◆ Stored records ◆
******************************

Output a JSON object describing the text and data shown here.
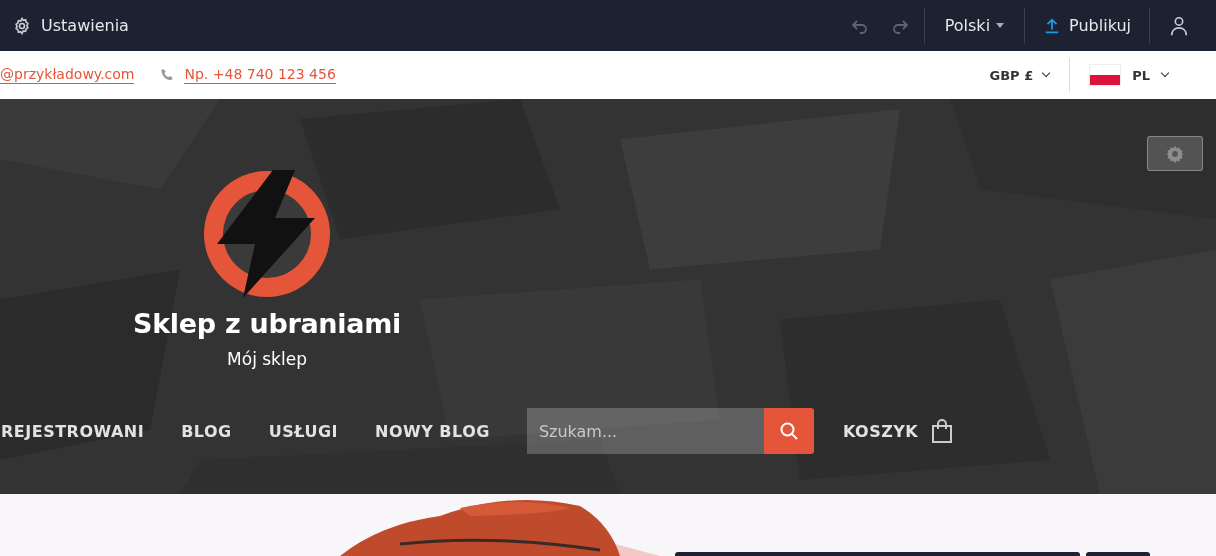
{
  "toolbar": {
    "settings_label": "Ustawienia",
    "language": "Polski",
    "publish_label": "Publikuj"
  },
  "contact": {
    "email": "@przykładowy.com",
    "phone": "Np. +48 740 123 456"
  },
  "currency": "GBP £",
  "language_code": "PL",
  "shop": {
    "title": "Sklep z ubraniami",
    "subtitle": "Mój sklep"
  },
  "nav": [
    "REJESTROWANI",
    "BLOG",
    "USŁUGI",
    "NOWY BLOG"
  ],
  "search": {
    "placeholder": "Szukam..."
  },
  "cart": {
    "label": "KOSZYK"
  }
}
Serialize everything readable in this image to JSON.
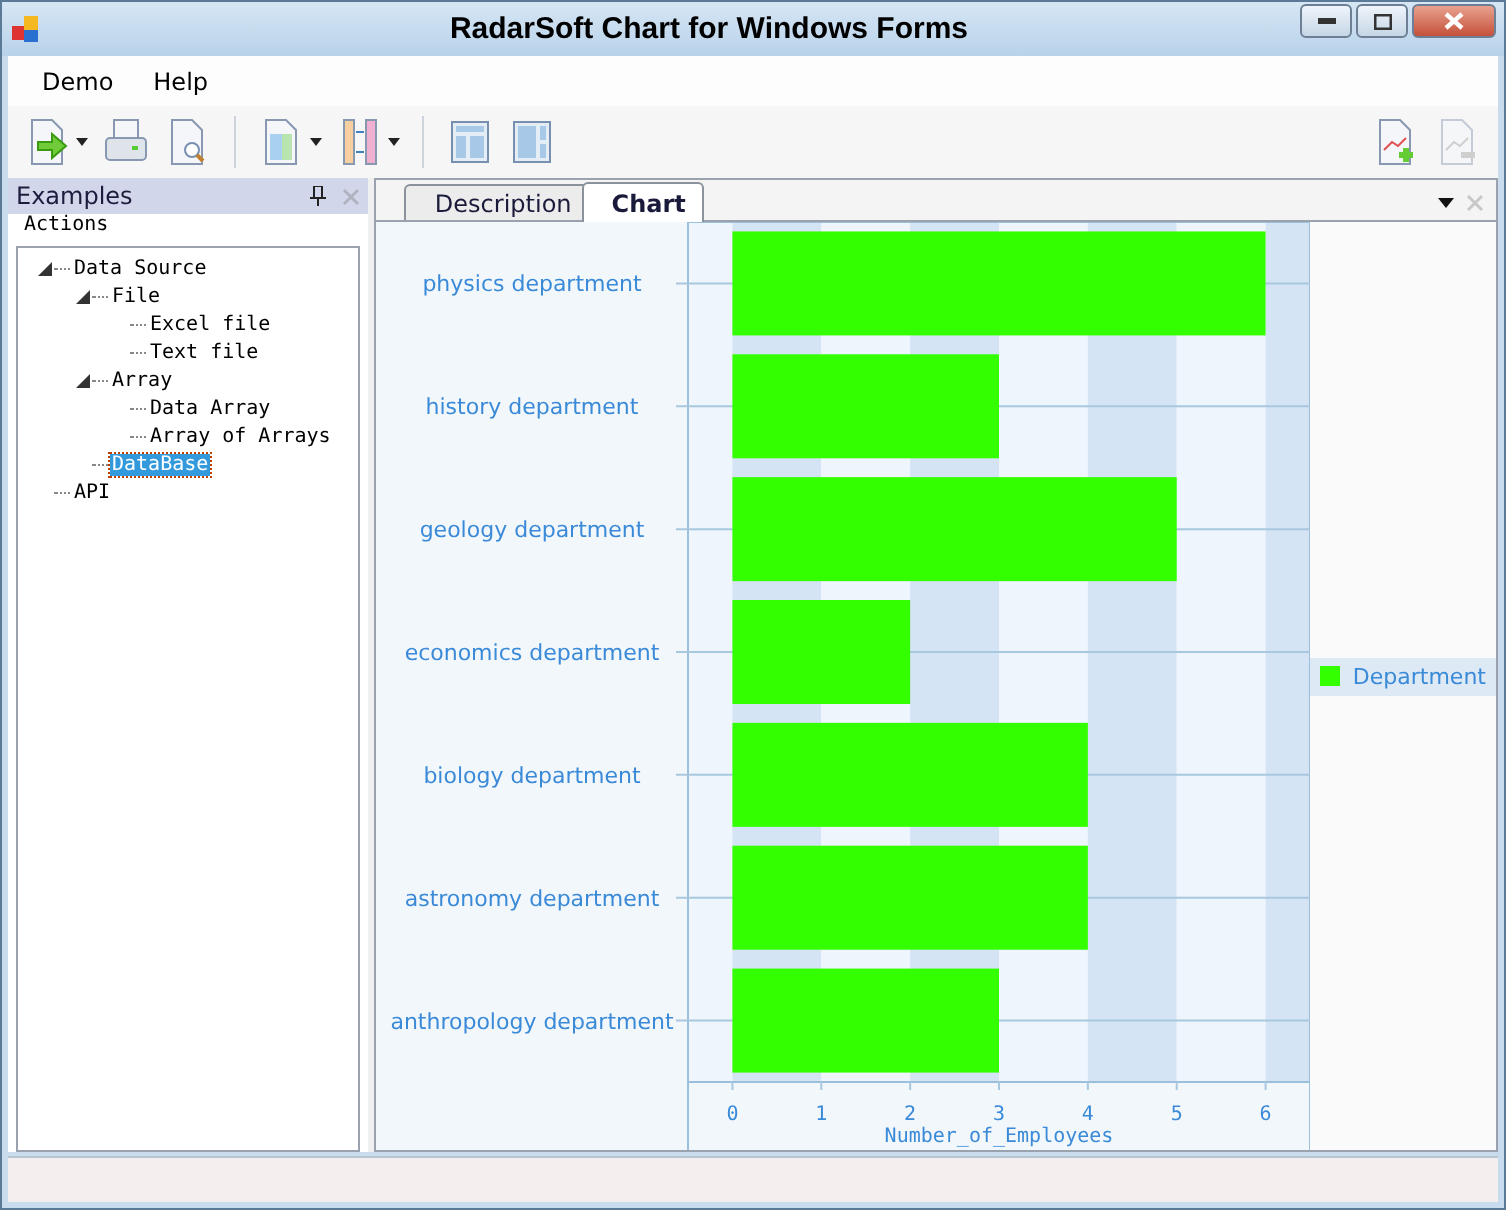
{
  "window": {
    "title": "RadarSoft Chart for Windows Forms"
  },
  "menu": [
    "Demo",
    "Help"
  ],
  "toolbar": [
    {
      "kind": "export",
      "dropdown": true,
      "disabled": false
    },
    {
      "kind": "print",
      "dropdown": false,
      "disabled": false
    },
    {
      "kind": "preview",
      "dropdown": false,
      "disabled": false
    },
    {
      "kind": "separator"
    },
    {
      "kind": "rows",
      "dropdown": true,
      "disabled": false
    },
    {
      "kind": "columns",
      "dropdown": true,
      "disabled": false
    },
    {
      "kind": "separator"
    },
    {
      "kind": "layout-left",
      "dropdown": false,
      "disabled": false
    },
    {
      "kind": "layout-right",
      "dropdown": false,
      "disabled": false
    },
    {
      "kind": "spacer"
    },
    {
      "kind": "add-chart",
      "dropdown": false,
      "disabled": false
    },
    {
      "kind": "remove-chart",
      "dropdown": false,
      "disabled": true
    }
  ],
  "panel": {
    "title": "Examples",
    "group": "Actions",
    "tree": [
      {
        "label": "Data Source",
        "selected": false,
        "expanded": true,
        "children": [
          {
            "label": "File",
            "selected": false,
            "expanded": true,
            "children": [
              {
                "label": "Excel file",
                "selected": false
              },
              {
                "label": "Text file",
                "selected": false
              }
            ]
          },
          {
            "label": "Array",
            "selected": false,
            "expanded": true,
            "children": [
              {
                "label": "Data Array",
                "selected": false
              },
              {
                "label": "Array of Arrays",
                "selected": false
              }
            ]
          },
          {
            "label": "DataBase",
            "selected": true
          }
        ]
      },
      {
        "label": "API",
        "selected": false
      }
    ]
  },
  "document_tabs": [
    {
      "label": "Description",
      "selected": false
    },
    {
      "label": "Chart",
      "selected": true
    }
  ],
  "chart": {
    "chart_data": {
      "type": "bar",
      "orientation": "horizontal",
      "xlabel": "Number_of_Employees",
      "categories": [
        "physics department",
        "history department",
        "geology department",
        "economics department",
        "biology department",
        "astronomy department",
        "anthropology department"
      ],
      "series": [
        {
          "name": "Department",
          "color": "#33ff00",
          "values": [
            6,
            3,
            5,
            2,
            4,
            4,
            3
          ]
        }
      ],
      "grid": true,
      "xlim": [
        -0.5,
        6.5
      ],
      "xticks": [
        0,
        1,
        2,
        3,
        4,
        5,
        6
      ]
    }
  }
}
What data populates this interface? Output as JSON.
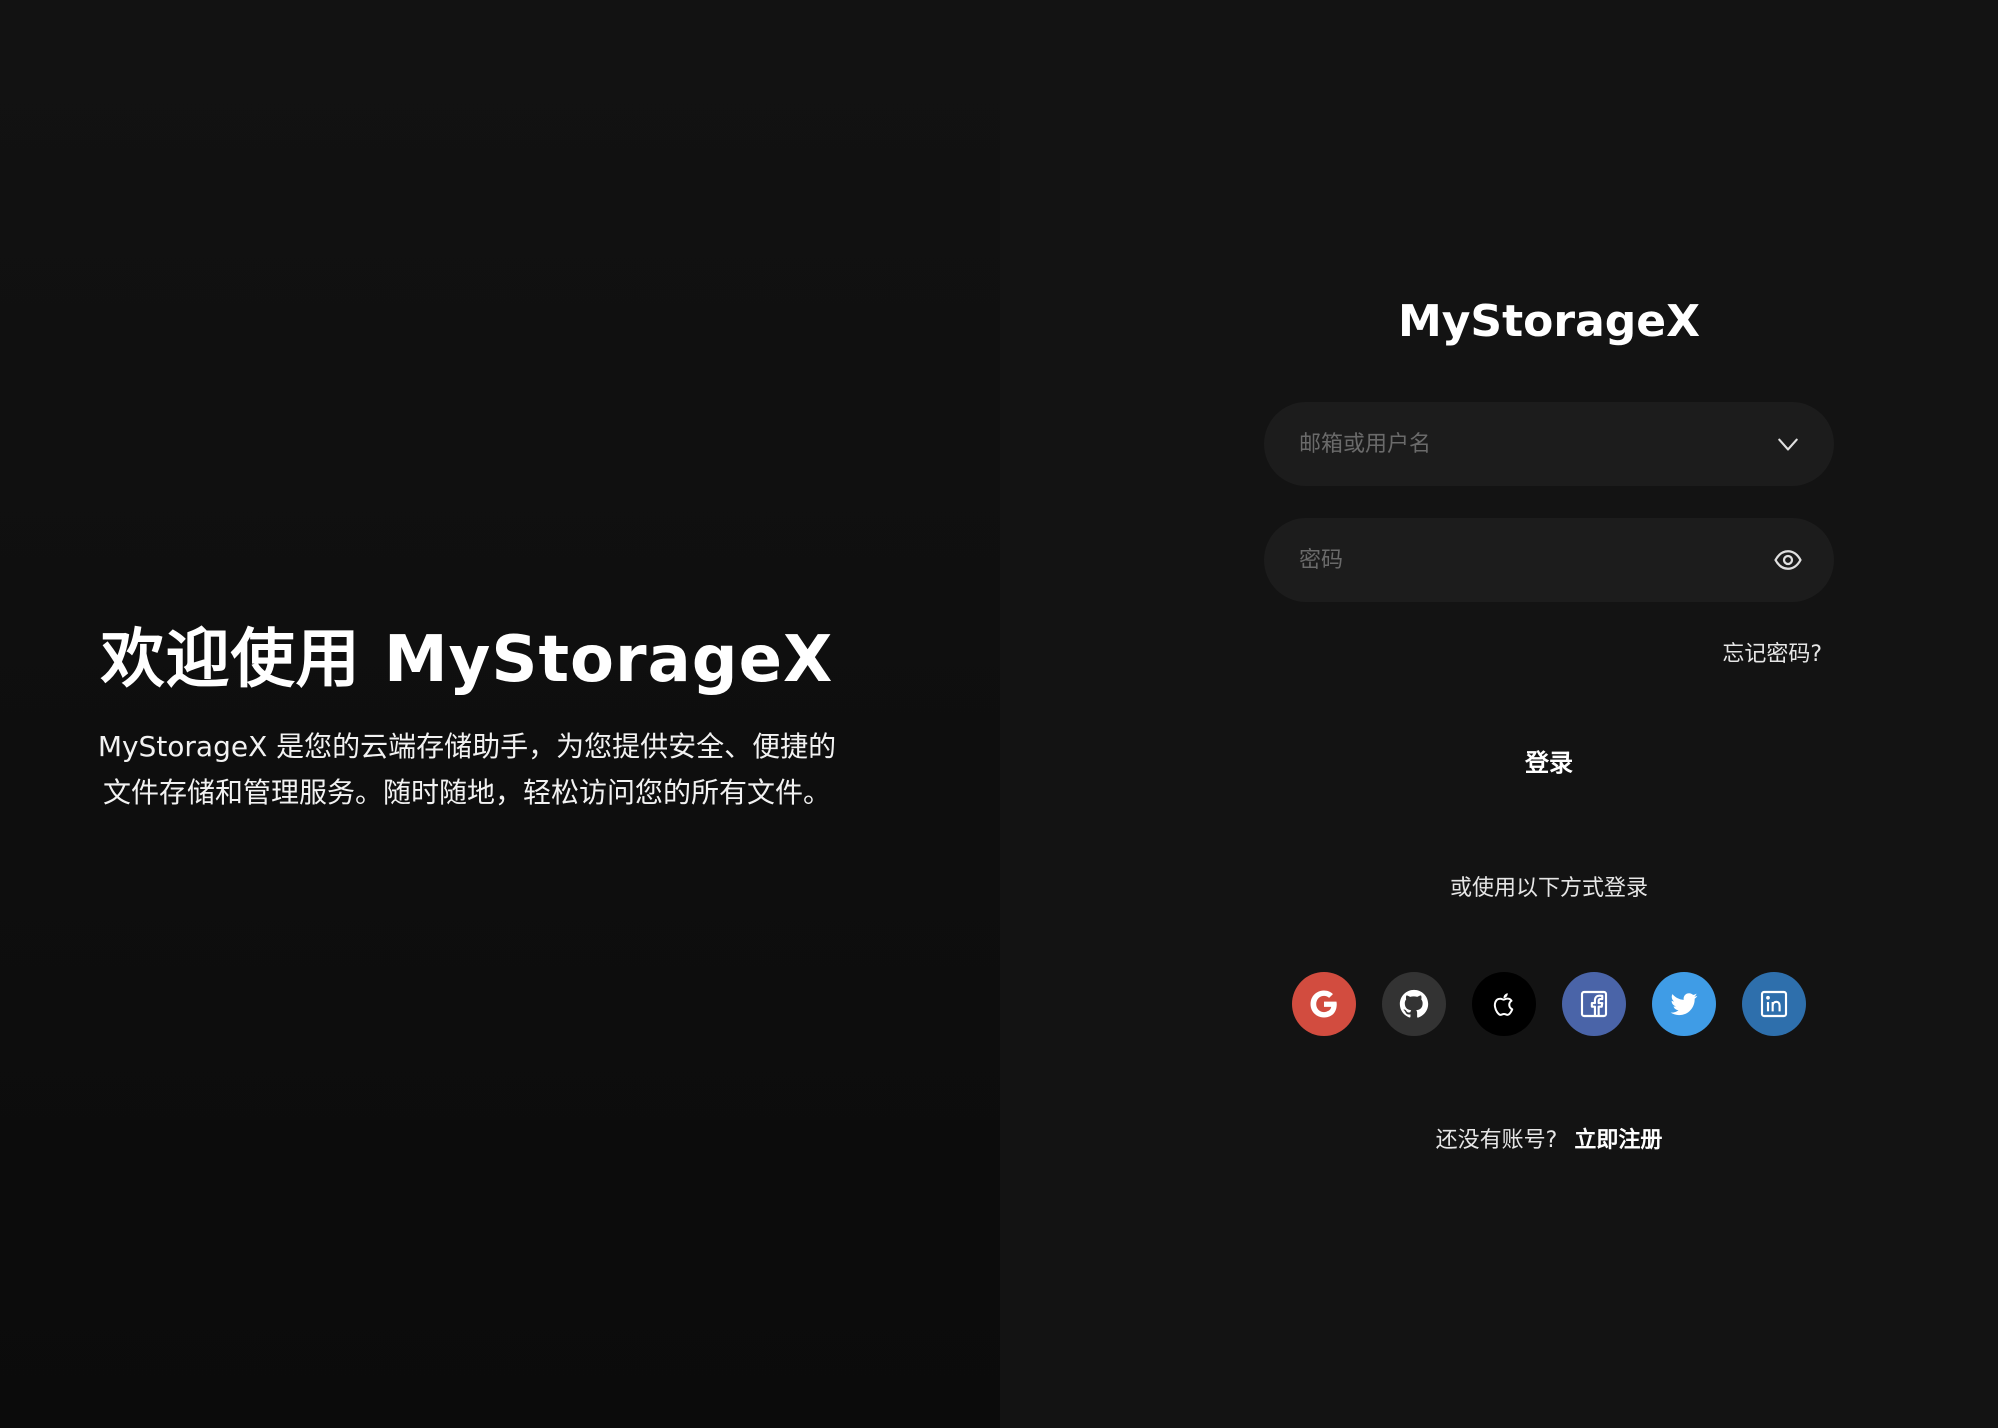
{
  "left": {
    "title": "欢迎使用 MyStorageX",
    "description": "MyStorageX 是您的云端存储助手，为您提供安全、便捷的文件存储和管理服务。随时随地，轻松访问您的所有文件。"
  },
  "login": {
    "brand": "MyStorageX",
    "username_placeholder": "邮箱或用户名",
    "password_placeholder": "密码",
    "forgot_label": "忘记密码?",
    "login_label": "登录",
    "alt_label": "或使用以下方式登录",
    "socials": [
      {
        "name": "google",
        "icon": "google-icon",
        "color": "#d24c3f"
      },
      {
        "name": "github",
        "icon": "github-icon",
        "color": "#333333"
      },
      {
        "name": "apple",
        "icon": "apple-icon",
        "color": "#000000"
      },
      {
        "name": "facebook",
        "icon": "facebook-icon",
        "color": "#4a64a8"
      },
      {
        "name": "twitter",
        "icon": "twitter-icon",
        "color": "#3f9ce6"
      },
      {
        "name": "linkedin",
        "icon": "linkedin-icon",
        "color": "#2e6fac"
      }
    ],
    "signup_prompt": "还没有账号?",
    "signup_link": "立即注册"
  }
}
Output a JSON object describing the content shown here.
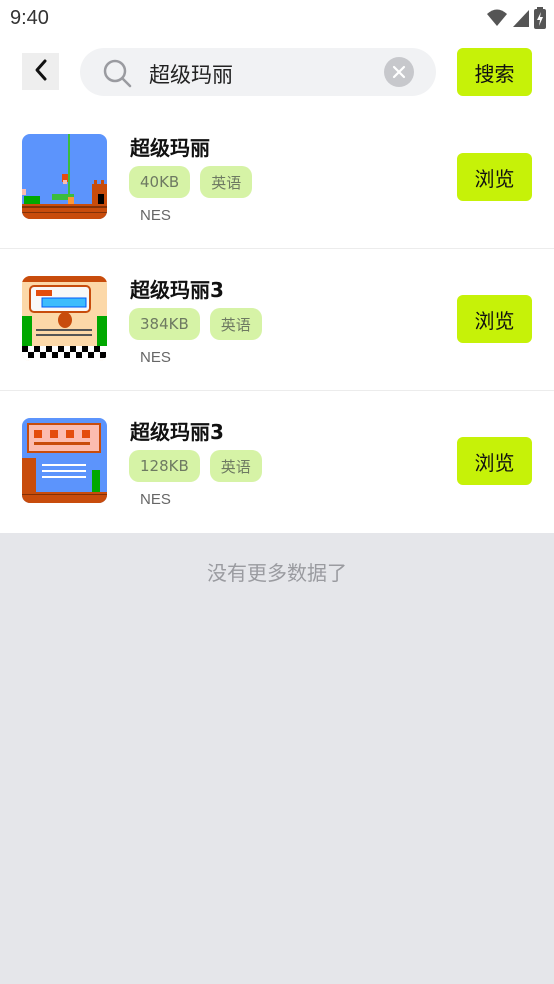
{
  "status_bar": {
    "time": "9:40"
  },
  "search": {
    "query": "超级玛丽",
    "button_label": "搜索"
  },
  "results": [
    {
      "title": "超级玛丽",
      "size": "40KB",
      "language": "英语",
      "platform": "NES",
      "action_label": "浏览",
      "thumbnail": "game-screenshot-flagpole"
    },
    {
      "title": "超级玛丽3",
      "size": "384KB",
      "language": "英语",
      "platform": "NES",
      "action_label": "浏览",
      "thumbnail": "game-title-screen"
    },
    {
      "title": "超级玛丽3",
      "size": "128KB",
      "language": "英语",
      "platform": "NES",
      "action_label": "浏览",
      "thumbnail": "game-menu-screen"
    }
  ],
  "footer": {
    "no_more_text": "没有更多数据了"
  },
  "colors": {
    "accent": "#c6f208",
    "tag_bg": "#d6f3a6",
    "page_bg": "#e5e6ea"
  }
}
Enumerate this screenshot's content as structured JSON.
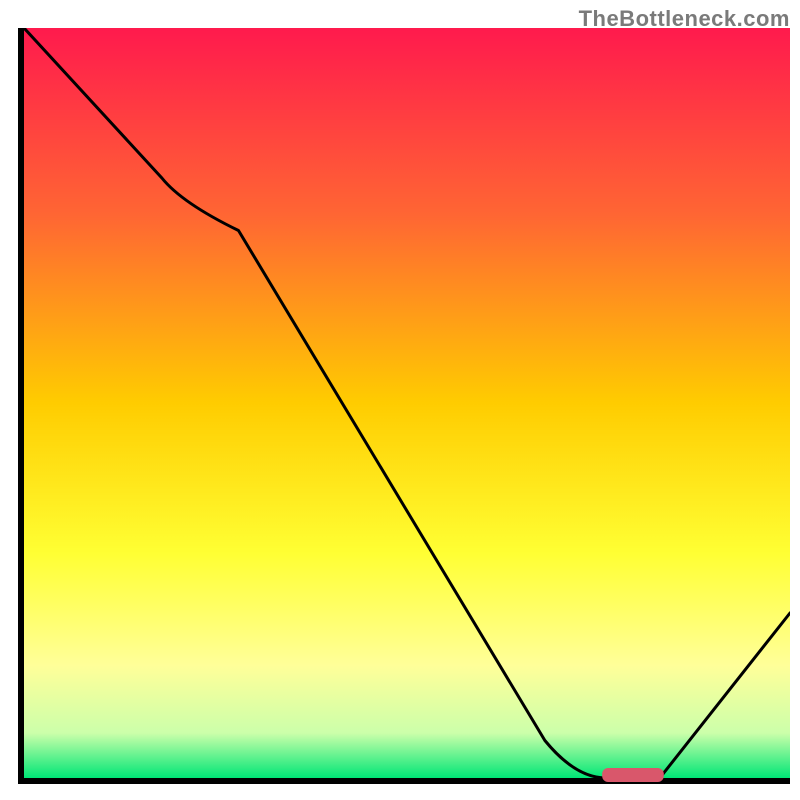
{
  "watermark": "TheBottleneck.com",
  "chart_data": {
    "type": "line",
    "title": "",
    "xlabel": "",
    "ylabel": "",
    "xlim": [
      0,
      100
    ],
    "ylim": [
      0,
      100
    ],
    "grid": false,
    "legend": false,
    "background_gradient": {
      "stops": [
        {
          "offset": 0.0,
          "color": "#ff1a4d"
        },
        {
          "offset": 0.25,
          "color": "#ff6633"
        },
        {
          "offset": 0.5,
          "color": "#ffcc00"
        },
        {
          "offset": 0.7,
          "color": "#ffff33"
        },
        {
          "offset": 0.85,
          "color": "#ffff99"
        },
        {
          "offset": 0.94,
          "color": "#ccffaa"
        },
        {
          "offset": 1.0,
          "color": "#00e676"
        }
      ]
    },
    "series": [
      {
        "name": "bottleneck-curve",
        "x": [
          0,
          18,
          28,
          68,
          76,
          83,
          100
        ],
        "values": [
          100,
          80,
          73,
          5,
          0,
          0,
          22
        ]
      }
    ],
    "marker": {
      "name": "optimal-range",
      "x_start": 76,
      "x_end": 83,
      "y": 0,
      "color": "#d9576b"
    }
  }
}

******************************

◆ Requirement ◆
In the records above, find the lines containing "true" and copy them.

◆ Expected output ◆
      "dropdown": true,
      "dropdown": true,
      "dropdown": true,
      "disabled": true
        "expanded": true,
            "expanded": true,
            "expanded": true,
            "selected": true
      "selected": true
      "grid": true,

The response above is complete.